→ **What is expected**
All of the records below must be output exactly, with no pictures carried over.

(Saved entries)

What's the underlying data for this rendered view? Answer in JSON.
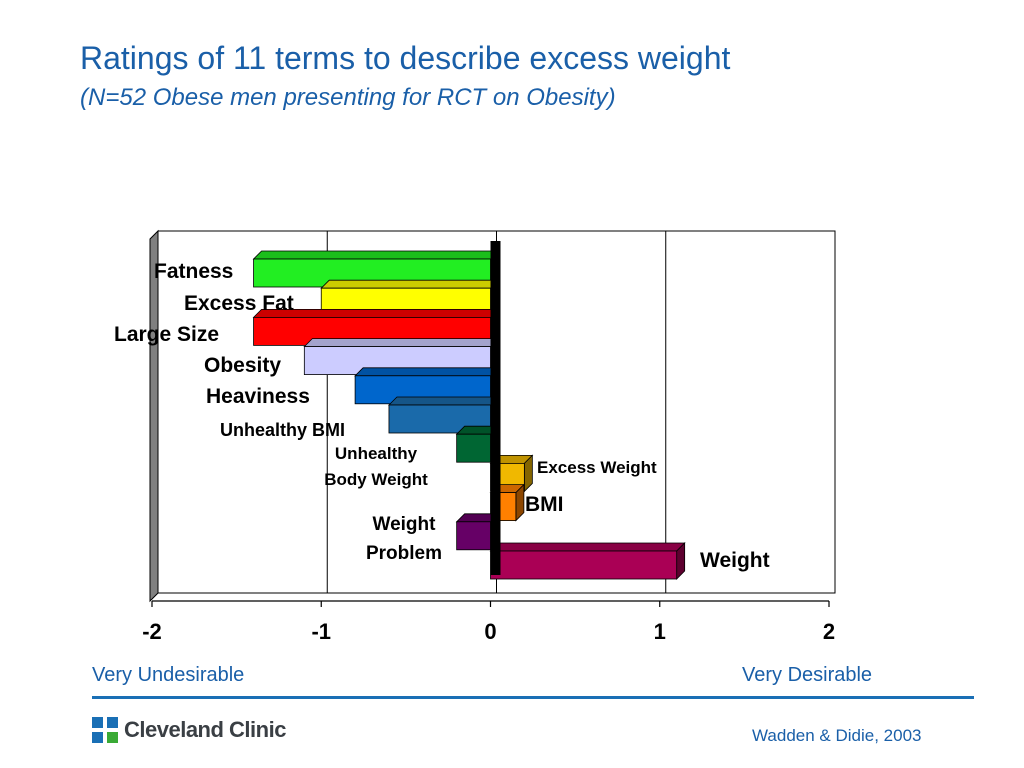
{
  "slide": {
    "title": "Ratings of 11 terms to describe excess weight",
    "subtitle": "(N=52 Obese men presenting for RCT on Obesity)",
    "scale_left": "Very Undesirable",
    "scale_right": "Very Desirable",
    "citation": "Wadden & Didie, 2003",
    "logo_text": "Cleveland Clinic",
    "brand_color": "#1a5fa8"
  },
  "chart_data": {
    "type": "bar",
    "orientation": "horizontal",
    "xlim": [
      -2,
      2
    ],
    "x_ticks": [
      "-2",
      "-1",
      "0",
      "1",
      "2"
    ],
    "grid": true,
    "legend": "none",
    "categories": [
      "Fatness",
      "Excess Fat",
      "Large Size",
      "Obesity",
      "Heaviness",
      "Unhealthy BMI",
      "Unhealthy Body Weight",
      "Excess Weight",
      "BMI",
      "Weight Problem",
      "Weight"
    ],
    "label_lines": [
      [
        "Fatness"
      ],
      [
        "Excess Fat"
      ],
      [
        "Large Size"
      ],
      [
        "Obesity"
      ],
      [
        "Heaviness"
      ],
      [
        "Unhealthy BMI"
      ],
      [
        "Unhealthy",
        "Body Weight"
      ],
      [
        "Excess Weight"
      ],
      [
        "BMI"
      ],
      [
        "Weight",
        "Problem"
      ],
      [
        "Weight"
      ]
    ],
    "values": [
      -1.4,
      -1.0,
      -1.4,
      -1.1,
      -0.8,
      -0.6,
      -0.2,
      0.2,
      0.15,
      -0.2,
      1.1
    ],
    "colors": [
      "#22ee22",
      "#ffff00",
      "#ff0000",
      "#ccccff",
      "#0066cc",
      "#1a6aaa",
      "#006633",
      "#f0b800",
      "#ff8000",
      "#660066",
      "#aa0055"
    ]
  }
}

→ **Written solution**
What's the underlying data for this rendered view? Answer in JSON.
{
  "slide": {
    "title": "Ratings of 11 terms to describe excess weight",
    "subtitle": "(N=52 Obese men presenting for RCT on Obesity)",
    "scale_left": "Very Undesirable",
    "scale_right": "Very Desirable",
    "citation": "Wadden & Didie, 2003",
    "logo_text": "Cleveland Clinic",
    "brand_color": "#1a5fa8"
  },
  "chart_data": {
    "type": "bar",
    "orientation": "horizontal",
    "xlim": [
      -2,
      2
    ],
    "x_ticks": [
      "-2",
      "-1",
      "0",
      "1",
      "2"
    ],
    "grid": true,
    "legend": "none",
    "categories": [
      "Fatness",
      "Excess Fat",
      "Large Size",
      "Obesity",
      "Heaviness",
      "Unhealthy BMI",
      "Unhealthy Body Weight",
      "Excess Weight",
      "BMI",
      "Weight Problem",
      "Weight"
    ],
    "label_lines": [
      [
        "Fatness"
      ],
      [
        "Excess Fat"
      ],
      [
        "Large Size"
      ],
      [
        "Obesity"
      ],
      [
        "Heaviness"
      ],
      [
        "Unhealthy BMI"
      ],
      [
        "Unhealthy",
        "Body Weight"
      ],
      [
        "Excess Weight"
      ],
      [
        "BMI"
      ],
      [
        "Weight",
        "Problem"
      ],
      [
        "Weight"
      ]
    ],
    "values": [
      -1.4,
      -1.0,
      -1.4,
      -1.1,
      -0.8,
      -0.6,
      -0.2,
      0.2,
      0.15,
      -0.2,
      1.1
    ],
    "colors": [
      "#22ee22",
      "#ffff00",
      "#ff0000",
      "#ccccff",
      "#0066cc",
      "#1a6aaa",
      "#006633",
      "#f0b800",
      "#ff8000",
      "#660066",
      "#aa0055"
    ]
  }
}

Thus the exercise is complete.